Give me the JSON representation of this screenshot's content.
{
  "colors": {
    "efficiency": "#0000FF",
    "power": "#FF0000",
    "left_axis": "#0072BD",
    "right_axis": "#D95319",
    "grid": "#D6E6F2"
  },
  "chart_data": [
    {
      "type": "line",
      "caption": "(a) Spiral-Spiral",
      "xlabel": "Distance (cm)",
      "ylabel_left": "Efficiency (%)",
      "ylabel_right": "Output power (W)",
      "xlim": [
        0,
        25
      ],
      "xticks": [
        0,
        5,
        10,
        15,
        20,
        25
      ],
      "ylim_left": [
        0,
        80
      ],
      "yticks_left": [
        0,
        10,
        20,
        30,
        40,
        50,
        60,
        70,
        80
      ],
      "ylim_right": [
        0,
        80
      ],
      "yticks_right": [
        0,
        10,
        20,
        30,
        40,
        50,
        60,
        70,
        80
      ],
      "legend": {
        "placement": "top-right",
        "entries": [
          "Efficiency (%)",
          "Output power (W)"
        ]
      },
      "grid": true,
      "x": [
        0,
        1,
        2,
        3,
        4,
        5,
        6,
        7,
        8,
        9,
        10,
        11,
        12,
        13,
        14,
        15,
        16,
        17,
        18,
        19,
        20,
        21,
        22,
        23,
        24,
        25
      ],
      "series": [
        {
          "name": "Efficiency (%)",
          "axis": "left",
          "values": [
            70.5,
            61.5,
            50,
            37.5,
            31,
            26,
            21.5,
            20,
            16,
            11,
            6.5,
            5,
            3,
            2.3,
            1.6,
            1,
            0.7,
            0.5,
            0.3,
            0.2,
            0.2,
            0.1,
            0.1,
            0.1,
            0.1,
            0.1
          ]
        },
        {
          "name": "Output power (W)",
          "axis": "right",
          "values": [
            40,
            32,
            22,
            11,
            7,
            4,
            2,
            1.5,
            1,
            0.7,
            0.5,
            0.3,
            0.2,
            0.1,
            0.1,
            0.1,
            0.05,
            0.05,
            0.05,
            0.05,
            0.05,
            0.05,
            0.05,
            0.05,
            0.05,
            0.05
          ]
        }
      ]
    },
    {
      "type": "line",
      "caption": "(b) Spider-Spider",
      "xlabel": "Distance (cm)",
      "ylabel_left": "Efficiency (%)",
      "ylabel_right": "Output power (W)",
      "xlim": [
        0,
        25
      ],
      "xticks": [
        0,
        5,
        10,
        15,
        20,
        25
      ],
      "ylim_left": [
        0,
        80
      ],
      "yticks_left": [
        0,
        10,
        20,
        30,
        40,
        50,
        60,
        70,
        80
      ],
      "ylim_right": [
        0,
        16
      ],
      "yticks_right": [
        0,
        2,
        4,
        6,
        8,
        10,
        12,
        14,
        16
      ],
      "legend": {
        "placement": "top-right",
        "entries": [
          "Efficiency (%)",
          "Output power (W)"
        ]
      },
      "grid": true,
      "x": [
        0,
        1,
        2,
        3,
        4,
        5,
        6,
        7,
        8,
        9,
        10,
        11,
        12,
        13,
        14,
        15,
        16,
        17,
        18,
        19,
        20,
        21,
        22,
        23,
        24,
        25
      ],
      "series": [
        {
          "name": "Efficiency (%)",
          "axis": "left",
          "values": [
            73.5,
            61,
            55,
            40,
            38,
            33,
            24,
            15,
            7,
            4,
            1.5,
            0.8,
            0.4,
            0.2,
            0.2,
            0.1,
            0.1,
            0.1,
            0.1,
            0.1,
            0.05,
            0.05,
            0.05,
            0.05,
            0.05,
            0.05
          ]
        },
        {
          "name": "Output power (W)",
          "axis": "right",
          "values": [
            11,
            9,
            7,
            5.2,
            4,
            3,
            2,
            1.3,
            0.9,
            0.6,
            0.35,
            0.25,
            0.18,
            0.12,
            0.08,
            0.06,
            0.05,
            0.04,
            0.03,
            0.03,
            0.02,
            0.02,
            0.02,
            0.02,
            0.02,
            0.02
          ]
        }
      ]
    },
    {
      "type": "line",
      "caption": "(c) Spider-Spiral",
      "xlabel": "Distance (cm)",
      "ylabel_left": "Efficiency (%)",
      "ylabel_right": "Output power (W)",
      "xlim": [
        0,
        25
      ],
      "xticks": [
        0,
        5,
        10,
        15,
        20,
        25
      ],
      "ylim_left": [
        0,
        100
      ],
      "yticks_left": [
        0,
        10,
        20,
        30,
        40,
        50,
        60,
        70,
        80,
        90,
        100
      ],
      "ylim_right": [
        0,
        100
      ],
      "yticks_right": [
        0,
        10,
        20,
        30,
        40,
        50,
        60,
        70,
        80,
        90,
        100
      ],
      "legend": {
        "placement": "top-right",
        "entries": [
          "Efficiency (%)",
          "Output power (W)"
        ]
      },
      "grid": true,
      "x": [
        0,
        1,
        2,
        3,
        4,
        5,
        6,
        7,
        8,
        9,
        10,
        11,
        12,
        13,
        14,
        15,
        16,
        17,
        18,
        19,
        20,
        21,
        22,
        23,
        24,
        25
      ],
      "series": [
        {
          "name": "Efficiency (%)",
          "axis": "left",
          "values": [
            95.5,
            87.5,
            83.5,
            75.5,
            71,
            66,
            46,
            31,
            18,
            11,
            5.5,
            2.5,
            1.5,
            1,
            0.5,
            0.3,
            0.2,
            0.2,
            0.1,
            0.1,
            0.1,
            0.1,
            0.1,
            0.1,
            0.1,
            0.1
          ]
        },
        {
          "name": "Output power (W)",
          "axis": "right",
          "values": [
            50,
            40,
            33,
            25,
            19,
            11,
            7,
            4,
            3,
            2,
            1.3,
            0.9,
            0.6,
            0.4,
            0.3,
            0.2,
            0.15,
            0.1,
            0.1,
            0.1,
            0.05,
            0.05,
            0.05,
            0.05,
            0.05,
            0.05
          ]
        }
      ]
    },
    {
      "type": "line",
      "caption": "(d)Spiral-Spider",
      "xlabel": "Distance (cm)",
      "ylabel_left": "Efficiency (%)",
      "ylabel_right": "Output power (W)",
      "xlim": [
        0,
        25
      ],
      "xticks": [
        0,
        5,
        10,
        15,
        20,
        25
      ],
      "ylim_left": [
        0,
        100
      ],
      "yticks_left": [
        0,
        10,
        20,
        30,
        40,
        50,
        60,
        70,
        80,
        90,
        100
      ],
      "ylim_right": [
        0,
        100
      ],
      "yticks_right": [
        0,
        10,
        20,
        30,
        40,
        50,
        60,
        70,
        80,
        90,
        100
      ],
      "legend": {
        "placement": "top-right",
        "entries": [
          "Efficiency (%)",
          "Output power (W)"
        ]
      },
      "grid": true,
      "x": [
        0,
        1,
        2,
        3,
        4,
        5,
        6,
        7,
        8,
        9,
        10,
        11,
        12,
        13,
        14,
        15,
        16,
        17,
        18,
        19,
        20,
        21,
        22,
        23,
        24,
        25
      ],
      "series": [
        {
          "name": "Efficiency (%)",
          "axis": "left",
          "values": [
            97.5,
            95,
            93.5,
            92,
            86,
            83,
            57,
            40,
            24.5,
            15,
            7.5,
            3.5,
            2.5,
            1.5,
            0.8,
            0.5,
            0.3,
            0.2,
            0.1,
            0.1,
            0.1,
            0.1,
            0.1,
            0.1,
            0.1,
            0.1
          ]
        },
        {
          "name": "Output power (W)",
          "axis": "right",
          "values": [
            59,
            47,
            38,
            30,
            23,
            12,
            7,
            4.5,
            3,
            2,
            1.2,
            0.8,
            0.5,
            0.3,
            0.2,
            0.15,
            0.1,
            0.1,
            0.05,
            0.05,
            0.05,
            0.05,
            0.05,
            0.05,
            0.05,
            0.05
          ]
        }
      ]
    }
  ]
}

---

**GOAL**:
Using the material above, print every entry exactly as written.

**RESULT**:
Give me the JSON representation of this screenshot's content.
{
  "colors": {
    "efficiency": "#0000FF",
    "power": "#FF0000",
    "left_axis": "#0072BD",
    "right_axis": "#D95319",
    "grid": "#D6E6F2"
  },
  "chart_data": [
    {
      "type": "line",
      "caption": "(a) Spiral-Spiral",
      "xlabel": "Distance (cm)",
      "ylabel_left": "Efficiency (%)",
      "ylabel_right": "Output power (W)",
      "xlim": [
        0,
        25
      ],
      "xticks": [
        0,
        5,
        10,
        15,
        20,
        25
      ],
      "ylim_left": [
        0,
        80
      ],
      "yticks_left": [
        0,
        10,
        20,
        30,
        40,
        50,
        60,
        70,
        80
      ],
      "ylim_right": [
        0,
        80
      ],
      "yticks_right": [
        0,
        10,
        20,
        30,
        40,
        50,
        60,
        70,
        80
      ],
      "legend": {
        "placement": "top-right",
        "entries": [
          "Efficiency (%)",
          "Output power (W)"
        ]
      },
      "grid": true,
      "x": [
        0,
        1,
        2,
        3,
        4,
        5,
        6,
        7,
        8,
        9,
        10,
        11,
        12,
        13,
        14,
        15,
        16,
        17,
        18,
        19,
        20,
        21,
        22,
        23,
        24,
        25
      ],
      "series": [
        {
          "name": "Efficiency (%)",
          "axis": "left",
          "values": [
            70.5,
            61.5,
            50,
            37.5,
            31,
            26,
            21.5,
            20,
            16,
            11,
            6.5,
            5,
            3,
            2.3,
            1.6,
            1,
            0.7,
            0.5,
            0.3,
            0.2,
            0.2,
            0.1,
            0.1,
            0.1,
            0.1,
            0.1
          ]
        },
        {
          "name": "Output power (W)",
          "axis": "right",
          "values": [
            40,
            32,
            22,
            11,
            7,
            4,
            2,
            1.5,
            1,
            0.7,
            0.5,
            0.3,
            0.2,
            0.1,
            0.1,
            0.1,
            0.05,
            0.05,
            0.05,
            0.05,
            0.05,
            0.05,
            0.05,
            0.05,
            0.05,
            0.05
          ]
        }
      ]
    },
    {
      "type": "line",
      "caption": "(b) Spider-Spider",
      "xlabel": "Distance (cm)",
      "ylabel_left": "Efficiency (%)",
      "ylabel_right": "Output power (W)",
      "xlim": [
        0,
        25
      ],
      "xticks": [
        0,
        5,
        10,
        15,
        20,
        25
      ],
      "ylim_left": [
        0,
        80
      ],
      "yticks_left": [
        0,
        10,
        20,
        30,
        40,
        50,
        60,
        70,
        80
      ],
      "ylim_right": [
        0,
        16
      ],
      "yticks_right": [
        0,
        2,
        4,
        6,
        8,
        10,
        12,
        14,
        16
      ],
      "legend": {
        "placement": "top-right",
        "entries": [
          "Efficiency (%)",
          "Output power (W)"
        ]
      },
      "grid": true,
      "x": [
        0,
        1,
        2,
        3,
        4,
        5,
        6,
        7,
        8,
        9,
        10,
        11,
        12,
        13,
        14,
        15,
        16,
        17,
        18,
        19,
        20,
        21,
        22,
        23,
        24,
        25
      ],
      "series": [
        {
          "name": "Efficiency (%)",
          "axis": "left",
          "values": [
            73.5,
            61,
            55,
            40,
            38,
            33,
            24,
            15,
            7,
            4,
            1.5,
            0.8,
            0.4,
            0.2,
            0.2,
            0.1,
            0.1,
            0.1,
            0.1,
            0.1,
            0.05,
            0.05,
            0.05,
            0.05,
            0.05,
            0.05
          ]
        },
        {
          "name": "Output power (W)",
          "axis": "right",
          "values": [
            11,
            9,
            7,
            5.2,
            4,
            3,
            2,
            1.3,
            0.9,
            0.6,
            0.35,
            0.25,
            0.18,
            0.12,
            0.08,
            0.06,
            0.05,
            0.04,
            0.03,
            0.03,
            0.02,
            0.02,
            0.02,
            0.02,
            0.02,
            0.02
          ]
        }
      ]
    },
    {
      "type": "line",
      "caption": "(c) Spider-Spiral",
      "xlabel": "Distance (cm)",
      "ylabel_left": "Efficiency (%)",
      "ylabel_right": "Output power (W)",
      "xlim": [
        0,
        25
      ],
      "xticks": [
        0,
        5,
        10,
        15,
        20,
        25
      ],
      "ylim_left": [
        0,
        100
      ],
      "yticks_left": [
        0,
        10,
        20,
        30,
        40,
        50,
        60,
        70,
        80,
        90,
        100
      ],
      "ylim_right": [
        0,
        100
      ],
      "yticks_right": [
        0,
        10,
        20,
        30,
        40,
        50,
        60,
        70,
        80,
        90,
        100
      ],
      "legend": {
        "placement": "top-right",
        "entries": [
          "Efficiency (%)",
          "Output power (W)"
        ]
      },
      "grid": true,
      "x": [
        0,
        1,
        2,
        3,
        4,
        5,
        6,
        7,
        8,
        9,
        10,
        11,
        12,
        13,
        14,
        15,
        16,
        17,
        18,
        19,
        20,
        21,
        22,
        23,
        24,
        25
      ],
      "series": [
        {
          "name": "Efficiency (%)",
          "axis": "left",
          "values": [
            95.5,
            87.5,
            83.5,
            75.5,
            71,
            66,
            46,
            31,
            18,
            11,
            5.5,
            2.5,
            1.5,
            1,
            0.5,
            0.3,
            0.2,
            0.2,
            0.1,
            0.1,
            0.1,
            0.1,
            0.1,
            0.1,
            0.1,
            0.1
          ]
        },
        {
          "name": "Output power (W)",
          "axis": "right",
          "values": [
            50,
            40,
            33,
            25,
            19,
            11,
            7,
            4,
            3,
            2,
            1.3,
            0.9,
            0.6,
            0.4,
            0.3,
            0.2,
            0.15,
            0.1,
            0.1,
            0.1,
            0.05,
            0.05,
            0.05,
            0.05,
            0.05,
            0.05
          ]
        }
      ]
    },
    {
      "type": "line",
      "caption": "(d)Spiral-Spider",
      "xlabel": "Distance (cm)",
      "ylabel_left": "Efficiency (%)",
      "ylabel_right": "Output power (W)",
      "xlim": [
        0,
        25
      ],
      "xticks": [
        0,
        5,
        10,
        15,
        20,
        25
      ],
      "ylim_left": [
        0,
        100
      ],
      "yticks_left": [
        0,
        10,
        20,
        30,
        40,
        50,
        60,
        70,
        80,
        90,
        100
      ],
      "ylim_right": [
        0,
        100
      ],
      "yticks_right": [
        0,
        10,
        20,
        30,
        40,
        50,
        60,
        70,
        80,
        90,
        100
      ],
      "legend": {
        "placement": "top-right",
        "entries": [
          "Efficiency (%)",
          "Output power (W)"
        ]
      },
      "grid": true,
      "x": [
        0,
        1,
        2,
        3,
        4,
        5,
        6,
        7,
        8,
        9,
        10,
        11,
        12,
        13,
        14,
        15,
        16,
        17,
        18,
        19,
        20,
        21,
        22,
        23,
        24,
        25
      ],
      "series": [
        {
          "name": "Efficiency (%)",
          "axis": "left",
          "values": [
            97.5,
            95,
            93.5,
            92,
            86,
            83,
            57,
            40,
            24.5,
            15,
            7.5,
            3.5,
            2.5,
            1.5,
            0.8,
            0.5,
            0.3,
            0.2,
            0.1,
            0.1,
            0.1,
            0.1,
            0.1,
            0.1,
            0.1,
            0.1
          ]
        },
        {
          "name": "Output power (W)",
          "axis": "right",
          "values": [
            59,
            47,
            38,
            30,
            23,
            12,
            7,
            4.5,
            3,
            2,
            1.2,
            0.8,
            0.5,
            0.3,
            0.2,
            0.15,
            0.1,
            0.1,
            0.05,
            0.05,
            0.05,
            0.05,
            0.05,
            0.05,
            0.05,
            0.05
          ]
        }
      ]
    }
  ]
}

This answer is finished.